> [What you should do]: Write out every single entry exactly.

- - - - -

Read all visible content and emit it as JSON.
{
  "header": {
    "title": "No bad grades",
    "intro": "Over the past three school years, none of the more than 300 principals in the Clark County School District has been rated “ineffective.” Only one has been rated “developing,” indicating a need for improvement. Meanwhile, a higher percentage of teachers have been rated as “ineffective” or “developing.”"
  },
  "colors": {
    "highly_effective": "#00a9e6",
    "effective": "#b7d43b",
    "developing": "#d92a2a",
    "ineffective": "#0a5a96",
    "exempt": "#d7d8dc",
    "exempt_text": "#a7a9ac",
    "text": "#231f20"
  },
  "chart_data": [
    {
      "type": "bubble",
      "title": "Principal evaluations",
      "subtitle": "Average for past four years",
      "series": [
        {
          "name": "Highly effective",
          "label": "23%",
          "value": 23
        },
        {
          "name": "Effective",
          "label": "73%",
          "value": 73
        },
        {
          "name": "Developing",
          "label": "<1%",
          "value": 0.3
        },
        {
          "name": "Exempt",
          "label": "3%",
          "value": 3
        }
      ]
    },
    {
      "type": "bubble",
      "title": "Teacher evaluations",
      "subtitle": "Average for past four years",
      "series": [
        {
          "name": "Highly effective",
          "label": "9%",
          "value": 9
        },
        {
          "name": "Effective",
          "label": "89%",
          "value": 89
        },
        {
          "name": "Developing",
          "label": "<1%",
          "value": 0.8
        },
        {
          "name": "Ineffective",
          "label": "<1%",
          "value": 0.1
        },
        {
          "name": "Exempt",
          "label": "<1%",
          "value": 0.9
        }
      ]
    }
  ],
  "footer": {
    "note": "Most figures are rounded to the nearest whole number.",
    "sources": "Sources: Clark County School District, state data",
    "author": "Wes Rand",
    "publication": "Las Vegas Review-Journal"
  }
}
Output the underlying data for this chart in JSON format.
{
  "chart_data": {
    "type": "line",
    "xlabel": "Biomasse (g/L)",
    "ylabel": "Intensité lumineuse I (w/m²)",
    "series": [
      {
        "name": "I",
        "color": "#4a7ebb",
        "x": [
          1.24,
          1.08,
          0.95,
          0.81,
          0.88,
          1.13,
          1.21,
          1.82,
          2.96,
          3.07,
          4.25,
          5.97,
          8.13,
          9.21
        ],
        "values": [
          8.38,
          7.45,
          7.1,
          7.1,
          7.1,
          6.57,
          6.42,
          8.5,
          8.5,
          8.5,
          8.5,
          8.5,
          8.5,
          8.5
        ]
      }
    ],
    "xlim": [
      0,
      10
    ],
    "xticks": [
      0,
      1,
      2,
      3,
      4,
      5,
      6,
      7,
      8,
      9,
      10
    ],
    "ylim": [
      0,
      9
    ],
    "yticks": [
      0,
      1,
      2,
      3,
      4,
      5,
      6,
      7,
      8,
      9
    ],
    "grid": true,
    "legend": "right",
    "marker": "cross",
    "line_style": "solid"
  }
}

- - - - -

> [Task solution]:
Read all visible content and emit it as JSON.
{
  "header": {
    "title": "No bad grades",
    "intro": "Over the past three school years, none of the more than 300 principals in the Clark County School District has been rated “ineffective.” Only one has been rated “developing,” indicating a need for improvement. Meanwhile, a higher percentage of teachers have been rated as “ineffective” or “developing.”"
  },
  "colors": {
    "highly_effective": "#00a9e6",
    "effective": "#b7d43b",
    "developing": "#d92a2a",
    "ineffective": "#0a5a96",
    "exempt": "#d7d8dc",
    "exempt_text": "#a7a9ac",
    "text": "#231f20"
  },
  "chart_data": [
    {
      "type": "bubble",
      "title": "Principal evaluations",
      "subtitle": "Average for past four years",
      "series": [
        {
          "name": "Highly effective",
          "label": "23%",
          "value": 23
        },
        {
          "name": "Effective",
          "label": "73%",
          "value": 73
        },
        {
          "name": "Developing",
          "label": "<1%",
          "value": 0.3
        },
        {
          "name": "Exempt",
          "label": "3%",
          "value": 3
        }
      ]
    },
    {
      "type": "bubble",
      "title": "Teacher evaluations",
      "subtitle": "Average for past four years",
      "series": [
        {
          "name": "Highly effective",
          "label": "9%",
          "value": 9
        },
        {
          "name": "Effective",
          "label": "89%",
          "value": 89
        },
        {
          "name": "Developing",
          "label": "<1%",
          "value": 0.8
        },
        {
          "name": "Ineffective",
          "label": "<1%",
          "value": 0.1
        },
        {
          "name": "Exempt",
          "label": "<1%",
          "value": 0.9
        }
      ]
    }
  ],
  "footer": {
    "note": "Most figures are rounded to the nearest whole number.",
    "sources": "Sources: Clark County School District, state data",
    "author": "Wes Rand",
    "publication": "Las Vegas Review-Journal"
  }
}
Output the underlying data for this chart in JSON format.
{
  "chart_data": {
    "type": "line",
    "xlabel": "Biomasse (g/L)",
    "ylabel": "Intensité lumineuse I (w/m²)",
    "series": [
      {
        "name": "I",
        "color": "#4a7ebb",
        "x": [
          1.24,
          1.08,
          0.95,
          0.81,
          0.88,
          1.13,
          1.21,
          1.82,
          2.96,
          3.07,
          4.25,
          5.97,
          8.13,
          9.21
        ],
        "values": [
          8.38,
          7.45,
          7.1,
          7.1,
          7.1,
          6.57,
          6.42,
          8.5,
          8.5,
          8.5,
          8.5,
          8.5,
          8.5,
          8.5
        ]
      }
    ],
    "xlim": [
      0,
      10
    ],
    "xticks": [
      0,
      1,
      2,
      3,
      4,
      5,
      6,
      7,
      8,
      9,
      10
    ],
    "ylim": [
      0,
      9
    ],
    "yticks": [
      0,
      1,
      2,
      3,
      4,
      5,
      6,
      7,
      8,
      9
    ],
    "grid": true,
    "legend": "right",
    "marker": "cross",
    "line_style": "solid"
  }
}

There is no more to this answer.